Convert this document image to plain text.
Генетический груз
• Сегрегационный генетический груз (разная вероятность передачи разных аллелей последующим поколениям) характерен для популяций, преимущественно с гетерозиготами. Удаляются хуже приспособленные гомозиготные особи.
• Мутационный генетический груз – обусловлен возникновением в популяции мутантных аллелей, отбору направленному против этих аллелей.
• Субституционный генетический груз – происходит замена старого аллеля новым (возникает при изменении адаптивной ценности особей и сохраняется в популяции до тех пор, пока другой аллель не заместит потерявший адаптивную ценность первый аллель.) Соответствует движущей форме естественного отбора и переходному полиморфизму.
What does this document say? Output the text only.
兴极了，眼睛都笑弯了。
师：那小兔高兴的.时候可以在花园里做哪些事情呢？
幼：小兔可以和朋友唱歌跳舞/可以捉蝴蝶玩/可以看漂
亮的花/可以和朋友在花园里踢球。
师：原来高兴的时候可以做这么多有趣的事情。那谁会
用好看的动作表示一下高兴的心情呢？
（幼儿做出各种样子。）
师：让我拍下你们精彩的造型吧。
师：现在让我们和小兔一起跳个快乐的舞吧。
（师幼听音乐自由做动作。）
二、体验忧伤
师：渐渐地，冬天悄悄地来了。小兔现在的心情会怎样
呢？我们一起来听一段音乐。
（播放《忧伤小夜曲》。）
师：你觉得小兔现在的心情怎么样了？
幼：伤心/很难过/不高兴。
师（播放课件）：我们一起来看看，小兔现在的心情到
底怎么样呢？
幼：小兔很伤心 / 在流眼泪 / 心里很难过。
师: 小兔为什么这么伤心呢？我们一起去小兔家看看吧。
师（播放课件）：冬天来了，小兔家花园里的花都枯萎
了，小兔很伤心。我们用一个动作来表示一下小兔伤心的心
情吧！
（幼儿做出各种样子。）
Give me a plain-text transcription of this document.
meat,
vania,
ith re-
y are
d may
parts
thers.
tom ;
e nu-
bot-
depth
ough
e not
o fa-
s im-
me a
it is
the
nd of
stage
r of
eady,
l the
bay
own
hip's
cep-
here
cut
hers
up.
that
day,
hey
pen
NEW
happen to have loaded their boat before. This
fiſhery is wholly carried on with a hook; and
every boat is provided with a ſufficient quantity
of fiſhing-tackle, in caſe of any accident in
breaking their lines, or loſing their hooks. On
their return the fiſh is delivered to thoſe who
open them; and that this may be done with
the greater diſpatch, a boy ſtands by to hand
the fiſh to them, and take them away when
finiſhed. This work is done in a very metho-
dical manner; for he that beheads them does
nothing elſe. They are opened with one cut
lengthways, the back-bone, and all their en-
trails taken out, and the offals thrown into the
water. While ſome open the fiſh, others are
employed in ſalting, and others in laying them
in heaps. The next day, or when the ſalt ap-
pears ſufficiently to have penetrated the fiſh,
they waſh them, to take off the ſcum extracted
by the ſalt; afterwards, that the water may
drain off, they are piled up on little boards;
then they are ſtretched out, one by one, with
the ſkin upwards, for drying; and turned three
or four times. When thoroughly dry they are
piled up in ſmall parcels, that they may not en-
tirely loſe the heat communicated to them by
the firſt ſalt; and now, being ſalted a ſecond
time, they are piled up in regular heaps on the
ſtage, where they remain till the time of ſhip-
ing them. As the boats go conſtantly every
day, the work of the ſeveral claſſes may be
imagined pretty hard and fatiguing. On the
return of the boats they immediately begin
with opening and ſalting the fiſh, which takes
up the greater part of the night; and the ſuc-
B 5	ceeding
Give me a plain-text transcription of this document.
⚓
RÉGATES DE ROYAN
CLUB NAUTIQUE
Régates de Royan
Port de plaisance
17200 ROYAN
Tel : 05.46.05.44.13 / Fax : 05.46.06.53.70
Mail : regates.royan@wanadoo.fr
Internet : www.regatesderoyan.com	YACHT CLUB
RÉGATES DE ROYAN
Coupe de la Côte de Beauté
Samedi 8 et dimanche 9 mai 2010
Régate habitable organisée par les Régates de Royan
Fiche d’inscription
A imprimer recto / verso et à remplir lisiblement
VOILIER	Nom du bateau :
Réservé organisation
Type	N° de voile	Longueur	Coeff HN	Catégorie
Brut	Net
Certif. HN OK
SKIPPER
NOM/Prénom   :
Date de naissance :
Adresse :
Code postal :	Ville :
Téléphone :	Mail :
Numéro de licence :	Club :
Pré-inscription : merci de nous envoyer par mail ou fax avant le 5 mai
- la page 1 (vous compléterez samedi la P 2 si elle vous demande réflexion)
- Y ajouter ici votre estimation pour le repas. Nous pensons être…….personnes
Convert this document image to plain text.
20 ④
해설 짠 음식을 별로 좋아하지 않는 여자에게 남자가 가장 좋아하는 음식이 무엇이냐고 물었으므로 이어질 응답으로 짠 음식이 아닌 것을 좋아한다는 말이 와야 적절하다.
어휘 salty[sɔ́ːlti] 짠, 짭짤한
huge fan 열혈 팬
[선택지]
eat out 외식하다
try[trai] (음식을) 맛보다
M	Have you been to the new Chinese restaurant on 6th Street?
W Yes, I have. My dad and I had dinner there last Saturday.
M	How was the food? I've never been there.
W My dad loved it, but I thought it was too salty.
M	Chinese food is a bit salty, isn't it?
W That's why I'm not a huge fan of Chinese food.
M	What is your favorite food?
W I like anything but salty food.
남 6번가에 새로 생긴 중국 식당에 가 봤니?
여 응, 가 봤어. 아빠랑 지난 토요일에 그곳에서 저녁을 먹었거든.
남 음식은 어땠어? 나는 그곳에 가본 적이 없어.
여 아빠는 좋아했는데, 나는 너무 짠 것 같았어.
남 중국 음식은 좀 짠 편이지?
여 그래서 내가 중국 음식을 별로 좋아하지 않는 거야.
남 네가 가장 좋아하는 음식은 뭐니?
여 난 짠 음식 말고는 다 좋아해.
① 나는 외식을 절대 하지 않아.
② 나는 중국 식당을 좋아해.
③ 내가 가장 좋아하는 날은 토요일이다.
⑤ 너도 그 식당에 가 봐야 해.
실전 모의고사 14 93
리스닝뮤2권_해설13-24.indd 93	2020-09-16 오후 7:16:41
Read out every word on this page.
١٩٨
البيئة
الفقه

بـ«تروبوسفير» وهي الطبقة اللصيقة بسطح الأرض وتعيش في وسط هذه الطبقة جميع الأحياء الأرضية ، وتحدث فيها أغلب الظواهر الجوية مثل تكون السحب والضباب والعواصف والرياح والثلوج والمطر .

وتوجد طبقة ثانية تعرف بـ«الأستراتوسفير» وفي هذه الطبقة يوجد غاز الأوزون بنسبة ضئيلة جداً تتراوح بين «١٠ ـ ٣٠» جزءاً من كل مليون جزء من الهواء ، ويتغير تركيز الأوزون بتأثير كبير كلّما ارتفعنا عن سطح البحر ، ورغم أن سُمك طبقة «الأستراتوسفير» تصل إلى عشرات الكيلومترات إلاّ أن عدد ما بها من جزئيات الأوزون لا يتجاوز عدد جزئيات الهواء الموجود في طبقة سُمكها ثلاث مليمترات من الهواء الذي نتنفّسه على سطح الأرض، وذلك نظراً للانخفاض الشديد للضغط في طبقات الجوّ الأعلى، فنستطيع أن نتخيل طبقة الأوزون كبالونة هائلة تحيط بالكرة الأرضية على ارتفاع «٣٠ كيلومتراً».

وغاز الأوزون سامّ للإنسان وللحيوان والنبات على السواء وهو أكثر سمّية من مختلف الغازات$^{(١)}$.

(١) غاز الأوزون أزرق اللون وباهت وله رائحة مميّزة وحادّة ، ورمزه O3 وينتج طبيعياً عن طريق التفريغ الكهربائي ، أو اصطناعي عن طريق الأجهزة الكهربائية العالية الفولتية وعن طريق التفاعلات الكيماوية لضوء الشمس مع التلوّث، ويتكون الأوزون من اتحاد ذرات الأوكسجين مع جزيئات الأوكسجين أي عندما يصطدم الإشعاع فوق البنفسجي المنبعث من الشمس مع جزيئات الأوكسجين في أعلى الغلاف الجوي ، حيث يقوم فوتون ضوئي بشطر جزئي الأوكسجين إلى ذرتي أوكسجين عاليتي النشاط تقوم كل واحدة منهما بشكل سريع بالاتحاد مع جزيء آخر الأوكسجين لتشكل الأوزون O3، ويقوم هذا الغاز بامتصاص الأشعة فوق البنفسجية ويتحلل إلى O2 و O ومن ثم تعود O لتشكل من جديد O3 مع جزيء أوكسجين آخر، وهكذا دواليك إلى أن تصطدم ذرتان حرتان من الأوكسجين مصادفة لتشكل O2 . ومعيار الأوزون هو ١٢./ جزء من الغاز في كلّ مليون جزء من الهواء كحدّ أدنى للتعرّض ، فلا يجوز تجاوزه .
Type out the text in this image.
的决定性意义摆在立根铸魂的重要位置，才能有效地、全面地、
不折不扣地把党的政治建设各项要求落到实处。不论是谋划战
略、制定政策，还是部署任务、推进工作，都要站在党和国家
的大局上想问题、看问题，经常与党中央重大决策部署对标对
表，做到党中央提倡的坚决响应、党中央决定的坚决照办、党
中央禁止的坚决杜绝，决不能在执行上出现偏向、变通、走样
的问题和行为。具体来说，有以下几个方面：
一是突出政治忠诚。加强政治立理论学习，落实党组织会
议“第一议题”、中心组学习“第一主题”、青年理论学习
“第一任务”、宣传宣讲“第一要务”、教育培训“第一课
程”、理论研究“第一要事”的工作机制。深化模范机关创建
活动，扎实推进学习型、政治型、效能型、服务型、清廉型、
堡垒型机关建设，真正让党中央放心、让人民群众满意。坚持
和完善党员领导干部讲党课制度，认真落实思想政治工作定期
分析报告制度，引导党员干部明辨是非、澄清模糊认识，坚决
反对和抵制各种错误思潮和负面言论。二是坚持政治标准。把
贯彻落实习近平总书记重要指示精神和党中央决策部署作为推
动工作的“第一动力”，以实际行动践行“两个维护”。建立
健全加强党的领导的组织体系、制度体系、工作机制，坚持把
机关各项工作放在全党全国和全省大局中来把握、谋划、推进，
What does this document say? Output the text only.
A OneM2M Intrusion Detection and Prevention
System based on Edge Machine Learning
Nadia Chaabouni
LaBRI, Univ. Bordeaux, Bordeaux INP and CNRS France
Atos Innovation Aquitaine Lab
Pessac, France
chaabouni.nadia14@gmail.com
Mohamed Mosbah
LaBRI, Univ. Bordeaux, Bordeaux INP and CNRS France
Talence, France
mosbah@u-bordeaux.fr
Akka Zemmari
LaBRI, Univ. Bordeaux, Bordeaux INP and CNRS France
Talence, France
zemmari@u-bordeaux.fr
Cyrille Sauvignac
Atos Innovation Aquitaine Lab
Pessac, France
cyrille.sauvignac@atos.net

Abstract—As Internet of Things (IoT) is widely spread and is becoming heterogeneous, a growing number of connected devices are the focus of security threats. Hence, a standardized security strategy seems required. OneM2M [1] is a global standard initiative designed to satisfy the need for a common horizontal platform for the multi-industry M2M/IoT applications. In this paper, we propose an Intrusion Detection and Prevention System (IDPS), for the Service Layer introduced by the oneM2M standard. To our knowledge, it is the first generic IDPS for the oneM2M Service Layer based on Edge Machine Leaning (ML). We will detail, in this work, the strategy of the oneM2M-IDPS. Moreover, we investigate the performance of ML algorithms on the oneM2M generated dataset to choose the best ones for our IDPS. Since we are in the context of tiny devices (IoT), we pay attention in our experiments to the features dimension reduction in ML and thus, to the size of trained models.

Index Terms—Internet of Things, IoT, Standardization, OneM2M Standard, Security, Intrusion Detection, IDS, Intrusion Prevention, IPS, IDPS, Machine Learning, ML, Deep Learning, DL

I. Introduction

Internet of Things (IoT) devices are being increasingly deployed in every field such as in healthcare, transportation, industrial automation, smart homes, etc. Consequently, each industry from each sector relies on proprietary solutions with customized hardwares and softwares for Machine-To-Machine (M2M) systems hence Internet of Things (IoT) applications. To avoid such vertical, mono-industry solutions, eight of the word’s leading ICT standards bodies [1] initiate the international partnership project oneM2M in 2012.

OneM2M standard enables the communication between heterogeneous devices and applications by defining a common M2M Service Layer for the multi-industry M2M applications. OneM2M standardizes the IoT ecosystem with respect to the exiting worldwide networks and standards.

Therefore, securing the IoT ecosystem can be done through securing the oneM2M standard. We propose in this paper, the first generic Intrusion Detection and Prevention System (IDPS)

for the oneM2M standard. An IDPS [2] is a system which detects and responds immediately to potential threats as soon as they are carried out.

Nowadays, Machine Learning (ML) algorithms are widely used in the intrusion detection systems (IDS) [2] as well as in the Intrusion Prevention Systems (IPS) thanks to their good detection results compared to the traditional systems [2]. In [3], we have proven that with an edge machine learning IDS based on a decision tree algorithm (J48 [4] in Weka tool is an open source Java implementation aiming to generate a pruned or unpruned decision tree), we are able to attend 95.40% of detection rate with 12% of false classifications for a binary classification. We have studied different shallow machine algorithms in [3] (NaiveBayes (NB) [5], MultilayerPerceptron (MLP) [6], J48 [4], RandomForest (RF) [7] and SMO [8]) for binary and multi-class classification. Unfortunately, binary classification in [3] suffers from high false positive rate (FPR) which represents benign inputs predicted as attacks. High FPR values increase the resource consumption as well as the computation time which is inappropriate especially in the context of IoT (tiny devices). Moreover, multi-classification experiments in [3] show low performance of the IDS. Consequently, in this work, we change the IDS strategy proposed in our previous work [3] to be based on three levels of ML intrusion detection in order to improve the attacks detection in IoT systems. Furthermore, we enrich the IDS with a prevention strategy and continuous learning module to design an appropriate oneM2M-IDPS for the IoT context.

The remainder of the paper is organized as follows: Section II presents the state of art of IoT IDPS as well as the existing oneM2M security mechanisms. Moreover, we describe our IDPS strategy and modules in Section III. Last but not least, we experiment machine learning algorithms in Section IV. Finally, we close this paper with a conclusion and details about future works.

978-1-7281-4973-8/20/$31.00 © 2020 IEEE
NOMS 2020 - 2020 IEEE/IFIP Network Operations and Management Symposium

GIVEN EXERCISE
Determine how many lines of the data contain "좋아하지" and give nothing but that number.

SOLVED EXERCISE
2